Source data =>
⁂
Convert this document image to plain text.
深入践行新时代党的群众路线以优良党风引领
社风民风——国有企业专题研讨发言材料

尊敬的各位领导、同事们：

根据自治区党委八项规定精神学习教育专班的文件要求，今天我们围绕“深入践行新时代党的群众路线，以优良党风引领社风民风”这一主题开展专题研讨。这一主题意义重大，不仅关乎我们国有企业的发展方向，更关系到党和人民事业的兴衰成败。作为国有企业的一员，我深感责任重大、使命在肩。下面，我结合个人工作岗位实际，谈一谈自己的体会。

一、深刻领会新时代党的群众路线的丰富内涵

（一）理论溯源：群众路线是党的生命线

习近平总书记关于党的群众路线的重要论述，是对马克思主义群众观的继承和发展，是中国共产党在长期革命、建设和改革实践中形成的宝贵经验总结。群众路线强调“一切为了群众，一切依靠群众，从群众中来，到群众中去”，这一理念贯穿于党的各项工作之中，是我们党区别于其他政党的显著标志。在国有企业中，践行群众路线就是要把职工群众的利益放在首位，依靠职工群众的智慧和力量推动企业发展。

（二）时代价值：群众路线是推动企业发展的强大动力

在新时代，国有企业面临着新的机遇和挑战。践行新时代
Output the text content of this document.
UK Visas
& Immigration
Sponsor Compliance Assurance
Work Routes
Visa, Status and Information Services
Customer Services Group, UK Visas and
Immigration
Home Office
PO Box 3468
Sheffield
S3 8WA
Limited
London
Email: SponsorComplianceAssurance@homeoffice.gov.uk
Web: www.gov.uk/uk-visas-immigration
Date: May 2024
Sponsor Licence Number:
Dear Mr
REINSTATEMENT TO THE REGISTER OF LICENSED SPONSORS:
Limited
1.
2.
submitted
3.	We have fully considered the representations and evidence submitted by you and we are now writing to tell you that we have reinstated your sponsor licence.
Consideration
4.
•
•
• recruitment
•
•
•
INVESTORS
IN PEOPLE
⁂
Exercise requirements =>
Repeat back the data above, exact to the last character.

Exercise answer =>
Convert this document image to plain text.
深入践行新时代党的群众路线以优良党风引领
社风民风——国有企业专题研讨发言材料

尊敬的各位领导、同事们：

根据自治区党委八项规定精神学习教育专班的文件要求，今天我们围绕“深入践行新时代党的群众路线，以优良党风引领社风民风”这一主题开展专题研讨。这一主题意义重大，不仅关乎我们国有企业的发展方向，更关系到党和人民事业的兴衰成败。作为国有企业的一员，我深感责任重大、使命在肩。下面，我结合个人工作岗位实际，谈一谈自己的体会。

一、深刻领会新时代党的群众路线的丰富内涵

（一）理论溯源：群众路线是党的生命线

习近平总书记关于党的群众路线的重要论述，是对马克思主义群众观的继承和发展，是中国共产党在长期革命、建设和改革实践中形成的宝贵经验总结。群众路线强调“一切为了群众，一切依靠群众，从群众中来，到群众中去”，这一理念贯穿于党的各项工作之中，是我们党区别于其他政党的显著标志。在国有企业中，践行群众路线就是要把职工群众的利益放在首位，依靠职工群众的智慧和力量推动企业发展。

（二）时代价值：群众路线是推动企业发展的强大动力

在新时代，国有企业面临着新的机遇和挑战。践行新时代
Output the text content of this document.
UK Visas
& Immigration
Sponsor Compliance Assurance
Work Routes
Visa, Status and Information Services
Customer Services Group, UK Visas and
Immigration
Home Office
PO Box 3468
Sheffield
S3 8WA
Limited
London
Email: SponsorComplianceAssurance@homeoffice.gov.uk
Web: www.gov.uk/uk-visas-immigration
Date: May 2024
Sponsor Licence Number:
Dear Mr
REINSTATEMENT TO THE REGISTER OF LICENSED SPONSORS:
Limited
1.
2.
submitted
3.	We have fully considered the representations and evidence submitted by you and we are now writing to tell you that we have reinstated your sponsor licence.
Consideration
4.
•
•
• recruitment
•
•
•
INVESTORS
IN PEOPLE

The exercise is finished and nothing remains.